* Exercise instructions
Pick out and copy every line below that has the word "label".

┏━━

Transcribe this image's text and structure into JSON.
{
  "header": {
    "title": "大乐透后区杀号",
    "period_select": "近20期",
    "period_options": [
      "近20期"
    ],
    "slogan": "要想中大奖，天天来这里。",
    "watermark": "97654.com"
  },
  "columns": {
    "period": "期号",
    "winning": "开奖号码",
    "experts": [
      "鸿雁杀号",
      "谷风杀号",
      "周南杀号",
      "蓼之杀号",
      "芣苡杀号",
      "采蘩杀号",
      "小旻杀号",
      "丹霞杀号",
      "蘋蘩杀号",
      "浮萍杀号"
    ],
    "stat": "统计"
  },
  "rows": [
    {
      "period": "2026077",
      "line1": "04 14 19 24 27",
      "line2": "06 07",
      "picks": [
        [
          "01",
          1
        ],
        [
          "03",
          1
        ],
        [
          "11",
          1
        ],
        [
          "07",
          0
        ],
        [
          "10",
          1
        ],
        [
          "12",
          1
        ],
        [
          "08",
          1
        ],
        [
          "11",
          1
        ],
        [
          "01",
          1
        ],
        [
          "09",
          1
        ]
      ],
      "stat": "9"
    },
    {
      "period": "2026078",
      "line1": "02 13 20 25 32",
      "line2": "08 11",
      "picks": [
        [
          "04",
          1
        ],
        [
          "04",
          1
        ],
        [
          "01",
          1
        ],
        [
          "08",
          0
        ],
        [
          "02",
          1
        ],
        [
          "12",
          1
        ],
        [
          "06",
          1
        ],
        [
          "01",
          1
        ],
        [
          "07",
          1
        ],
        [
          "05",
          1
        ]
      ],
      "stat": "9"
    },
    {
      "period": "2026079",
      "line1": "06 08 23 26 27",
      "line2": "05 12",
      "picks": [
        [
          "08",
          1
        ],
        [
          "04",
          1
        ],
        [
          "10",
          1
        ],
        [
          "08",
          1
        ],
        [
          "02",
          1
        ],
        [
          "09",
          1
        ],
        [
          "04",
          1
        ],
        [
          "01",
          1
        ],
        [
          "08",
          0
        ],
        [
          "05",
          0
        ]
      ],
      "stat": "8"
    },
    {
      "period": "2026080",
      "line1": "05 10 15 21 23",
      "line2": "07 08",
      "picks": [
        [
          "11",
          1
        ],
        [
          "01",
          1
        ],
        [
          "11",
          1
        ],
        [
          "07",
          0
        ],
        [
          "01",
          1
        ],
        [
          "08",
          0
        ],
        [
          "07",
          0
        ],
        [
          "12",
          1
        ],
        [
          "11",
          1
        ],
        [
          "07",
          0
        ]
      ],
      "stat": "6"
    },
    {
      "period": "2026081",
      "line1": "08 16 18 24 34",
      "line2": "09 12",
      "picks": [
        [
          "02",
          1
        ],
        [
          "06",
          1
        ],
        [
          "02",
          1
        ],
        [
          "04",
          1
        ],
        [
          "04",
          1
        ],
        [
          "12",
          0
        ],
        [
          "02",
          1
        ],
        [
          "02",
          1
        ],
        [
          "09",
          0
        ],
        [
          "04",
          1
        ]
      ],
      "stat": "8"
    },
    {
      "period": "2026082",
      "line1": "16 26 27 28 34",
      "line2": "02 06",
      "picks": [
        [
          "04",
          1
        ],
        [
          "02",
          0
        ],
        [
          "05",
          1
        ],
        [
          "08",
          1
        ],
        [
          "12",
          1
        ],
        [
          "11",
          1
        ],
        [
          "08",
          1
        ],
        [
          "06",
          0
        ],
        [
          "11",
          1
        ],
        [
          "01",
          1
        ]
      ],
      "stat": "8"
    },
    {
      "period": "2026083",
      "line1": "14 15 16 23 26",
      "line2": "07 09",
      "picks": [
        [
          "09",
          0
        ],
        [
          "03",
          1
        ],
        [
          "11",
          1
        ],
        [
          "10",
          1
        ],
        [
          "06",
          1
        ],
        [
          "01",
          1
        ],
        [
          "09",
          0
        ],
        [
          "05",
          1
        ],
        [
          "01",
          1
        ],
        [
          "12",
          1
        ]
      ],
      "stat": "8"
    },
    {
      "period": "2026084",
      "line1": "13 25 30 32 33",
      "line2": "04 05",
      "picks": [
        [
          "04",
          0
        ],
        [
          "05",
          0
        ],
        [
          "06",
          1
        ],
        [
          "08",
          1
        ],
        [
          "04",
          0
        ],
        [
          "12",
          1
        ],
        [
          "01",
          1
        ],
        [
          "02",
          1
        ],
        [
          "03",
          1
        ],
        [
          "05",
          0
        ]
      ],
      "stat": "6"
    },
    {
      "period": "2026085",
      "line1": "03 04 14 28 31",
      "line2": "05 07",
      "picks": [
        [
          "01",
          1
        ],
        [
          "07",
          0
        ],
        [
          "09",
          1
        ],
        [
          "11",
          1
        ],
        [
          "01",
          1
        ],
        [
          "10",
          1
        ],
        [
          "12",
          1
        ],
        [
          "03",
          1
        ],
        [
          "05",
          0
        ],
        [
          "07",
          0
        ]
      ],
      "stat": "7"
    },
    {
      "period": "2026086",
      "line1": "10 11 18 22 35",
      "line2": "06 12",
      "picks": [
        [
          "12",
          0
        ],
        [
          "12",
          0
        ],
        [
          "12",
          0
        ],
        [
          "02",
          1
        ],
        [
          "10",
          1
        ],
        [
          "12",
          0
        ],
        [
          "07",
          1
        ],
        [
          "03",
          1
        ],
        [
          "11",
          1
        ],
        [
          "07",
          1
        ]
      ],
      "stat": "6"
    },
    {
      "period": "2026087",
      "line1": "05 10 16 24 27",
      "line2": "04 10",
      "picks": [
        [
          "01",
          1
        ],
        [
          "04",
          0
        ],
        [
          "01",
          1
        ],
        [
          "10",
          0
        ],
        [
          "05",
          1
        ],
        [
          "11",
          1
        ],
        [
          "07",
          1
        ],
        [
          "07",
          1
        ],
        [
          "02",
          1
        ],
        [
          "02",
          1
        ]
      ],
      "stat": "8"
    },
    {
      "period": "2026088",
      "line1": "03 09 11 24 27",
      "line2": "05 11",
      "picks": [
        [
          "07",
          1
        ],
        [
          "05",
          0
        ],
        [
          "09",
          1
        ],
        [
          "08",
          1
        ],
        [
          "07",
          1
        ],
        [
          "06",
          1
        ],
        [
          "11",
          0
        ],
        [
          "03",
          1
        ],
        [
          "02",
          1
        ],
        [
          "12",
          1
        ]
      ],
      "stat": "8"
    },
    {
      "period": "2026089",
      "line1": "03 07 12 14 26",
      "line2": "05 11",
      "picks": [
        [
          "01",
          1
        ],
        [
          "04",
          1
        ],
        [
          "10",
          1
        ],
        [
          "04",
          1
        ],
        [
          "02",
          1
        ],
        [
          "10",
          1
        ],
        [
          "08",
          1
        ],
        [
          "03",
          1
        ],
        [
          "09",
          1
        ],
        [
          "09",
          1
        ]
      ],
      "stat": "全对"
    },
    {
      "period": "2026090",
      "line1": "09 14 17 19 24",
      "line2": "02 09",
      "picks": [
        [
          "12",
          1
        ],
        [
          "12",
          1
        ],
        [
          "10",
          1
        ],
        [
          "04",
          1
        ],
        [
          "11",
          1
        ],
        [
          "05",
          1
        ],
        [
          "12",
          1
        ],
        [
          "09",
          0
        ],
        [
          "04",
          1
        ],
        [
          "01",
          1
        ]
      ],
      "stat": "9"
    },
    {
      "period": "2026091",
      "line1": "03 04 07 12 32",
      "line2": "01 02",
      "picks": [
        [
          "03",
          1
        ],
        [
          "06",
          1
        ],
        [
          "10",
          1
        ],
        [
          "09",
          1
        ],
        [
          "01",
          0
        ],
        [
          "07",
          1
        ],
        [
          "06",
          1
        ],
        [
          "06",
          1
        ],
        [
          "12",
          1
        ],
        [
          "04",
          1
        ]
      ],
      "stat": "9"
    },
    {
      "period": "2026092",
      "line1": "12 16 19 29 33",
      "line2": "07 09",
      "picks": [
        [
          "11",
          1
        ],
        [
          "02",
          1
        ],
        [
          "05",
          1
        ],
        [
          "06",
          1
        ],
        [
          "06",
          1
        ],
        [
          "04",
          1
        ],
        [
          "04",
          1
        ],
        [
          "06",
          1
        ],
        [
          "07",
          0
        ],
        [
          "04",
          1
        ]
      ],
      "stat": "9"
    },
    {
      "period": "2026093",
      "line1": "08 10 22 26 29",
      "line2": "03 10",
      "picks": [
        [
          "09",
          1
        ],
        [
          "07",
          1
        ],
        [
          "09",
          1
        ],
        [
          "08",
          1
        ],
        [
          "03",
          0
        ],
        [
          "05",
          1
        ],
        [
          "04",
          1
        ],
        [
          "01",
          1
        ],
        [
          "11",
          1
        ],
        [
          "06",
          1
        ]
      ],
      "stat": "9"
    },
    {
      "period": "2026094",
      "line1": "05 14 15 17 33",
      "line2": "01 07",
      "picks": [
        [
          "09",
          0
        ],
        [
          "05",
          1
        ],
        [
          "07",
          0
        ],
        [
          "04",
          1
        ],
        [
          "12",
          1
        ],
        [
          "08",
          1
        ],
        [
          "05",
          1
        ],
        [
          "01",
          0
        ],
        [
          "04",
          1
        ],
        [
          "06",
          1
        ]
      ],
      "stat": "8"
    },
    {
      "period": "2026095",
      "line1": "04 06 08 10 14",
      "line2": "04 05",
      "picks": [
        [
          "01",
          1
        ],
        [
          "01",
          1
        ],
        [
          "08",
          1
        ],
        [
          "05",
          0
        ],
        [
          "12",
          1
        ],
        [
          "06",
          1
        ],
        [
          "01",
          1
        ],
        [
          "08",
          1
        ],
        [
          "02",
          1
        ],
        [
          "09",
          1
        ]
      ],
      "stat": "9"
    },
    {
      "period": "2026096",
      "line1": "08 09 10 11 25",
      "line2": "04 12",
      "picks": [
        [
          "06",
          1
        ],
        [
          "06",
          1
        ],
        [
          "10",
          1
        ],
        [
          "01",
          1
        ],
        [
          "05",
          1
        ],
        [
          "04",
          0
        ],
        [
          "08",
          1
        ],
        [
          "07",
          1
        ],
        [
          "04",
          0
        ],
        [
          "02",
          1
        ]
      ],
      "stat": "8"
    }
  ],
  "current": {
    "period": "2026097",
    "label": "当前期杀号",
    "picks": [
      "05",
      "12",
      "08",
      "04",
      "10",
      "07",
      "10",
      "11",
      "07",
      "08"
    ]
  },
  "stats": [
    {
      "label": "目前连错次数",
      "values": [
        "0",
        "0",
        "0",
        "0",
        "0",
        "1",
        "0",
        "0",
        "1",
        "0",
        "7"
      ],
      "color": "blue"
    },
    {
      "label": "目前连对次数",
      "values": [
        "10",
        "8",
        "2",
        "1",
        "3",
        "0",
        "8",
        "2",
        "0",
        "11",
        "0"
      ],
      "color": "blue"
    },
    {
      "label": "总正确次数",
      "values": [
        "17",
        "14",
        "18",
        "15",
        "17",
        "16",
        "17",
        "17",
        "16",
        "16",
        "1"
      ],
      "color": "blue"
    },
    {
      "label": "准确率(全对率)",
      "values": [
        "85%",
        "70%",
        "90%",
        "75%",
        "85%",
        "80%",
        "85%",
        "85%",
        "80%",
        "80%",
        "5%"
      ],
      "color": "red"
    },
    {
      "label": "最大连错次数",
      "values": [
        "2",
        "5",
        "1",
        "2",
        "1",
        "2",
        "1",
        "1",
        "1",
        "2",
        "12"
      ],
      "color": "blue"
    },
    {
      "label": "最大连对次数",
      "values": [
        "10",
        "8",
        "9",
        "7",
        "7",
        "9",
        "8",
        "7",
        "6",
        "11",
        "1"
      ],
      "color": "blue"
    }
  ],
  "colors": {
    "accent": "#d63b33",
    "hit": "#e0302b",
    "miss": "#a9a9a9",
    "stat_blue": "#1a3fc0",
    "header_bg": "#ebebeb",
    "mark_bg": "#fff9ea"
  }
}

┗━━

* Written response
    "label": "当前期杀号",
      "label": "目前连错次数",
      "label": "目前连对次数",
      "label": "总正确次数",
      "label": "准确率(全对率)",
      "label": "最大连错次数",
      "label": "最大连对次数",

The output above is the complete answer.